-- INPUT RECORDS follows --
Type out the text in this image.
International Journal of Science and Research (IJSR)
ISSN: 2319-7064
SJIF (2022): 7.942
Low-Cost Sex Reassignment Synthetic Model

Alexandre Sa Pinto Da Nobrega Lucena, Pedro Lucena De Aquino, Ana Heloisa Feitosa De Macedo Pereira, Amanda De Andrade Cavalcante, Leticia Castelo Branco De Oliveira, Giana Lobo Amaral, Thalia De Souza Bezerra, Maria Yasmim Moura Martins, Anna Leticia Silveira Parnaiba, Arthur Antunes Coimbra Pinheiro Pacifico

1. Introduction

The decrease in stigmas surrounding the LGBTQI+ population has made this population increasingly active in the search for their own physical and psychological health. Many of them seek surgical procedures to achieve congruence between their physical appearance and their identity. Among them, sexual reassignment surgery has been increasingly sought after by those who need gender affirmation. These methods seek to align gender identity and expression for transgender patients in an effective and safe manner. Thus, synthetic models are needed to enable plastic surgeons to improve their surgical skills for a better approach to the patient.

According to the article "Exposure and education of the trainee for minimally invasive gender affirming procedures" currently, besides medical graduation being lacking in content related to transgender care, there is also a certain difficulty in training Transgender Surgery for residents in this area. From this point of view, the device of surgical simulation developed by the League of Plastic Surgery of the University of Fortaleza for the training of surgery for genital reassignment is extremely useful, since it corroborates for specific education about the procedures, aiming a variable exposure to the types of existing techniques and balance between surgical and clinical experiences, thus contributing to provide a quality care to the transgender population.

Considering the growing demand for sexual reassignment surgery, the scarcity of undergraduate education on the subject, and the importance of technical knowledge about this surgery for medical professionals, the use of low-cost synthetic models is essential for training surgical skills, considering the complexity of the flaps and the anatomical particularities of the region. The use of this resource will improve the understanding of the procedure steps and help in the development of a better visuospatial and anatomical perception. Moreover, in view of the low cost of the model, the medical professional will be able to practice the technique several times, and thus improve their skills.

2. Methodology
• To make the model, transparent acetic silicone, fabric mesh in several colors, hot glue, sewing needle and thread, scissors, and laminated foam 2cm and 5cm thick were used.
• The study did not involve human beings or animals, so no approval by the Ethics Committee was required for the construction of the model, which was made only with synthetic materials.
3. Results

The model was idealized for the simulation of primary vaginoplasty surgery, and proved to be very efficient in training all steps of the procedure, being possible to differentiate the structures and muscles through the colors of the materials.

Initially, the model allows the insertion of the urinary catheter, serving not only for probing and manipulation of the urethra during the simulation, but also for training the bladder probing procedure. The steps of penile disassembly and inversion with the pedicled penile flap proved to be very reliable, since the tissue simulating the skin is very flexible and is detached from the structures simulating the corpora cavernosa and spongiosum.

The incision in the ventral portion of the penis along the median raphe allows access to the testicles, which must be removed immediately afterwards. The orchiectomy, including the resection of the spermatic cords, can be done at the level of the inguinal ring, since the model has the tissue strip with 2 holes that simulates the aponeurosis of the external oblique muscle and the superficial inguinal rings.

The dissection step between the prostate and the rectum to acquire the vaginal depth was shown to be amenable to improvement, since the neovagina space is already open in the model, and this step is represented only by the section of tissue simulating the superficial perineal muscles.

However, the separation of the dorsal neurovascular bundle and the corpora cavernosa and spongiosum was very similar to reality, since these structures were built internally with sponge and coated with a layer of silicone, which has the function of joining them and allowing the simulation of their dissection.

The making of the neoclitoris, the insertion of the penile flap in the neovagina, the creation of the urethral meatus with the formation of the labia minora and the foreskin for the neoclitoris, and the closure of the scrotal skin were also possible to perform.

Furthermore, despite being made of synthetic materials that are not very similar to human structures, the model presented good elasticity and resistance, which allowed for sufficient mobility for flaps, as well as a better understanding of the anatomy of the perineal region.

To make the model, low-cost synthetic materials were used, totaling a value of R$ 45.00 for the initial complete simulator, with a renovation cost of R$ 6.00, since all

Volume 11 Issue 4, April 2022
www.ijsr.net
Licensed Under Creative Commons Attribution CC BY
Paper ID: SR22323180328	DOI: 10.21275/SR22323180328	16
-- INPUT RECORDS concluded --
The whole block of entries above should be repeated exactly.

Type out the text in this image.
International Journal of Science and Research (IJSR)
ISSN: 2319-7064
SJIF (2022): 7.942
Low-Cost Sex Reassignment Synthetic Model

Alexandre Sa Pinto Da Nobrega Lucena, Pedro Lucena De Aquino, Ana Heloisa Feitosa De Macedo Pereira, Amanda De Andrade Cavalcante, Leticia Castelo Branco De Oliveira, Giana Lobo Amaral, Thalia De Souza Bezerra, Maria Yasmim Moura Martins, Anna Leticia Silveira Parnaiba, Arthur Antunes Coimbra Pinheiro Pacifico

1. Introduction

The decrease in stigmas surrounding the LGBTQI+ population has made this population increasingly active in the search for their own physical and psychological health. Many of them seek surgical procedures to achieve congruence between their physical appearance and their identity. Among them, sexual reassignment surgery has been increasingly sought after by those who need gender affirmation. These methods seek to align gender identity and expression for transgender patients in an effective and safe manner. Thus, synthetic models are needed to enable plastic surgeons to improve their surgical skills for a better approach to the patient.

According to the article "Exposure and education of the trainee for minimally invasive gender affirming procedures" currently, besides medical graduation being lacking in content related to transgender care, there is also a certain difficulty in training Transgender Surgery for residents in this area. From this point of view, the device of surgical simulation developed by the League of Plastic Surgery of the University of Fortaleza for the training of surgery for genital reassignment is extremely useful, since it corroborates for specific education about the procedures, aiming a variable exposure to the types of existing techniques and balance between surgical and clinical experiences, thus contributing to provide a quality care to the transgender population.

Considering the growing demand for sexual reassignment surgery, the scarcity of undergraduate education on the subject, and the importance of technical knowledge about this surgery for medical professionals, the use of low-cost synthetic models is essential for training surgical skills, considering the complexity of the flaps and the anatomical particularities of the region. The use of this resource will improve the understanding of the procedure steps and help in the development of a better visuospatial and anatomical perception. Moreover, in view of the low cost of the model, the medical professional will be able to practice the technique several times, and thus improve their skills.

2. Methodology
• To make the model, transparent acetic silicone, fabric mesh in several colors, hot glue, sewing needle and thread, scissors, and laminated foam 2cm and 5cm thick were used.
• The study did not involve human beings or animals, so no approval by the Ethics Committee was required for the construction of the model, which was made only with synthetic materials.
3. Results

The model was idealized for the simulation of primary vaginoplasty surgery, and proved to be very efficient in training all steps of the procedure, being possible to differentiate the structures and muscles through the colors of the materials.

Initially, the model allows the insertion of the urinary catheter, serving not only for probing and manipulation of the urethra during the simulation, but also for training the bladder probing procedure. The steps of penile disassembly and inversion with the pedicled penile flap proved to be very reliable, since the tissue simulating the skin is very flexible and is detached from the structures simulating the corpora cavernosa and spongiosum.

The incision in the ventral portion of the penis along the median raphe allows access to the testicles, which must be removed immediately afterwards. The orchiectomy, including the resection of the spermatic cords, can be done at the level of the inguinal ring, since the model has the tissue strip with 2 holes that simulates the aponeurosis of the external oblique muscle and the superficial inguinal rings.

The dissection step between the prostate and the rectum to acquire the vaginal depth was shown to be amenable to improvement, since the neovagina space is already open in the model, and this step is represented only by the section of tissue simulating the superficial perineal muscles.

However, the separation of the dorsal neurovascular bundle and the corpora cavernosa and spongiosum was very similar to reality, since these structures were built internally with sponge and coated with a layer of silicone, which has the function of joining them and allowing the simulation of their dissection.

The making of the neoclitoris, the insertion of the penile flap in the neovagina, the creation of the urethral meatus with the formation of the labia minora and the foreskin for the neoclitoris, and the closure of the scrotal skin were also possible to perform.

Furthermore, despite being made of synthetic materials that are not very similar to human structures, the model presented good elasticity and resistance, which allowed for sufficient mobility for flaps, as well as a better understanding of the anatomy of the perineal region.

To make the model, low-cost synthetic materials were used, totaling a value of R$ 45.00 for the initial complete simulator, with a renovation cost of R$ 6.00, since all

Volume 11 Issue 4, April 2022
www.ijsr.net
Licensed Under Creative Commons Attribution CC BY
Paper ID: SR22323180328	DOI: 10.21275/SR22323180328	16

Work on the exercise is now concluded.